>> start MATERIAL SUPPLIED

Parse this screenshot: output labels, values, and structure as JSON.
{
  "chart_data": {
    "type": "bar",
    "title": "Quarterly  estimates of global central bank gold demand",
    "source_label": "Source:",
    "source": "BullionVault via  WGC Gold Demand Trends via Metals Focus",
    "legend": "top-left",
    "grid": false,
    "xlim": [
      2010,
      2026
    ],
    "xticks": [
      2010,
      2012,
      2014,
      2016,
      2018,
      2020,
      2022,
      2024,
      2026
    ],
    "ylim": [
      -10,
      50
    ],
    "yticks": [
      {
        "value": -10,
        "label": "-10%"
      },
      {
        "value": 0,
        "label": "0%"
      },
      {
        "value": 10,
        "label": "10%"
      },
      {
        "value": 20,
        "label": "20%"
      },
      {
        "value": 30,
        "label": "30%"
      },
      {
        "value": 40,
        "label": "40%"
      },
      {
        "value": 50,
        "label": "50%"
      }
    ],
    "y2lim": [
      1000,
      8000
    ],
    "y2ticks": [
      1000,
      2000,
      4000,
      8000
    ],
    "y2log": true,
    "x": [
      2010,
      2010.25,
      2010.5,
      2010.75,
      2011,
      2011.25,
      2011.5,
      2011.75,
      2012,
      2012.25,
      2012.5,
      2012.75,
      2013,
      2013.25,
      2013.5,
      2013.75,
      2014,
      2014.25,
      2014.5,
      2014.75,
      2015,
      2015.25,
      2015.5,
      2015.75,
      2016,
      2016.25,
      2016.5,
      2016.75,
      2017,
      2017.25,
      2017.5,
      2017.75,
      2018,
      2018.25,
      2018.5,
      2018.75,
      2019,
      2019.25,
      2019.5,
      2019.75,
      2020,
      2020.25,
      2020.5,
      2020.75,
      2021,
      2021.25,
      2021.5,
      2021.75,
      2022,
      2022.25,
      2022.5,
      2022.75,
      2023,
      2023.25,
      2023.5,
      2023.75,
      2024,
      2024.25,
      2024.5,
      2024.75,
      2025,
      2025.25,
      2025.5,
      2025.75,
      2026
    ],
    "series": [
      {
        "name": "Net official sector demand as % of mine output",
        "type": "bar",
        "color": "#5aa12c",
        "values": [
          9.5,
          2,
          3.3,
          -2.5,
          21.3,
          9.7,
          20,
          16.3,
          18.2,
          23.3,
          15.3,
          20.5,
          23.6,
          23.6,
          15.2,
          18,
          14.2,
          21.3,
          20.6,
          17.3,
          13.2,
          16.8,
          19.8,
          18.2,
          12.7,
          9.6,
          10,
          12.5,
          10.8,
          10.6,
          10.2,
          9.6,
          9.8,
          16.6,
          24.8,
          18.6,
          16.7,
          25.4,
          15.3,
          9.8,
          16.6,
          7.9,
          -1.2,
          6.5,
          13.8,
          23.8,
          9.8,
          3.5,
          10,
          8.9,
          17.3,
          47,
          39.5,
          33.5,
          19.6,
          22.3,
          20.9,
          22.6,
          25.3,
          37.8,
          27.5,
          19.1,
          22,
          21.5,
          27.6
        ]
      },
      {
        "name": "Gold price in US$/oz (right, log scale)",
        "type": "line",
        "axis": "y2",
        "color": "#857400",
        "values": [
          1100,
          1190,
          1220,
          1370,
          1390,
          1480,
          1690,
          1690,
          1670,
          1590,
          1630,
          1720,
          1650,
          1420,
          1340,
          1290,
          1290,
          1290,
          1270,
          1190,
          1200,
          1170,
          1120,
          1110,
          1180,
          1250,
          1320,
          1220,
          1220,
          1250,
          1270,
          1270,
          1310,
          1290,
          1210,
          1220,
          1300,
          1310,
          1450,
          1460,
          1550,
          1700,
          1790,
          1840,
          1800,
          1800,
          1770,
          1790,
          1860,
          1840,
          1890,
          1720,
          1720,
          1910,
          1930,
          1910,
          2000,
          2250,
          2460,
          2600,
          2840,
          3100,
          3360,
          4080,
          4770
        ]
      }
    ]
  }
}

>> end MATERIAL SUPPLIED

**JOB**.
Reproduce each record shown above without altering a single word.

**ANSWER TO THIS EXERCISE**.
Parse this screenshot: output labels, values, and structure as JSON.
{
  "chart_data": {
    "type": "bar",
    "title": "Quarterly  estimates of global central bank gold demand",
    "source_label": "Source:",
    "source": "BullionVault via  WGC Gold Demand Trends via Metals Focus",
    "legend": "top-left",
    "grid": false,
    "xlim": [
      2010,
      2026
    ],
    "xticks": [
      2010,
      2012,
      2014,
      2016,
      2018,
      2020,
      2022,
      2024,
      2026
    ],
    "ylim": [
      -10,
      50
    ],
    "yticks": [
      {
        "value": -10,
        "label": "-10%"
      },
      {
        "value": 0,
        "label": "0%"
      },
      {
        "value": 10,
        "label": "10%"
      },
      {
        "value": 20,
        "label": "20%"
      },
      {
        "value": 30,
        "label": "30%"
      },
      {
        "value": 40,
        "label": "40%"
      },
      {
        "value": 50,
        "label": "50%"
      }
    ],
    "y2lim": [
      1000,
      8000
    ],
    "y2ticks": [
      1000,
      2000,
      4000,
      8000
    ],
    "y2log": true,
    "x": [
      2010,
      2010.25,
      2010.5,
      2010.75,
      2011,
      2011.25,
      2011.5,
      2011.75,
      2012,
      2012.25,
      2012.5,
      2012.75,
      2013,
      2013.25,
      2013.5,
      2013.75,
      2014,
      2014.25,
      2014.5,
      2014.75,
      2015,
      2015.25,
      2015.5,
      2015.75,
      2016,
      2016.25,
      2016.5,
      2016.75,
      2017,
      2017.25,
      2017.5,
      2017.75,
      2018,
      2018.25,
      2018.5,
      2018.75,
      2019,
      2019.25,
      2019.5,
      2019.75,
      2020,
      2020.25,
      2020.5,
      2020.75,
      2021,
      2021.25,
      2021.5,
      2021.75,
      2022,
      2022.25,
      2022.5,
      2022.75,
      2023,
      2023.25,
      2023.5,
      2023.75,
      2024,
      2024.25,
      2024.5,
      2024.75,
      2025,
      2025.25,
      2025.5,
      2025.75,
      2026
    ],
    "series": [
      {
        "name": "Net official sector demand as % of mine output",
        "type": "bar",
        "color": "#5aa12c",
        "values": [
          9.5,
          2,
          3.3,
          -2.5,
          21.3,
          9.7,
          20,
          16.3,
          18.2,
          23.3,
          15.3,
          20.5,
          23.6,
          23.6,
          15.2,
          18,
          14.2,
          21.3,
          20.6,
          17.3,
          13.2,
          16.8,
          19.8,
          18.2,
          12.7,
          9.6,
          10,
          12.5,
          10.8,
          10.6,
          10.2,
          9.6,
          9.8,
          16.6,
          24.8,
          18.6,
          16.7,
          25.4,
          15.3,
          9.8,
          16.6,
          7.9,
          -1.2,
          6.5,
          13.8,
          23.8,
          9.8,
          3.5,
          10,
          8.9,
          17.3,
          47,
          39.5,
          33.5,
          19.6,
          22.3,
          20.9,
          22.6,
          25.3,
          37.8,
          27.5,
          19.1,
          22,
          21.5,
          27.6
        ]
      },
      {
        "name": "Gold price in US$/oz (right, log scale)",
        "type": "line",
        "axis": "y2",
        "color": "#857400",
        "values": [
          1100,
          1190,
          1220,
          1370,
          1390,
          1480,
          1690,
          1690,
          1670,
          1590,
          1630,
          1720,
          1650,
          1420,
          1340,
          1290,
          1290,
          1290,
          1270,
          1190,
          1200,
          1170,
          1120,
          1110,
          1180,
          1250,
          1320,
          1220,
          1220,
          1250,
          1270,
          1270,
          1310,
          1290,
          1210,
          1220,
          1300,
          1310,
          1450,
          1460,
          1550,
          1700,
          1790,
          1840,
          1800,
          1800,
          1770,
          1790,
          1860,
          1840,
          1890,
          1720,
          1720,
          1910,
          1930,
          1910,
          2000,
          2250,
          2460,
          2600,
          2840,
          3100,
          3360,
          4080,
          4770
        ]
      }
    ]
  }
}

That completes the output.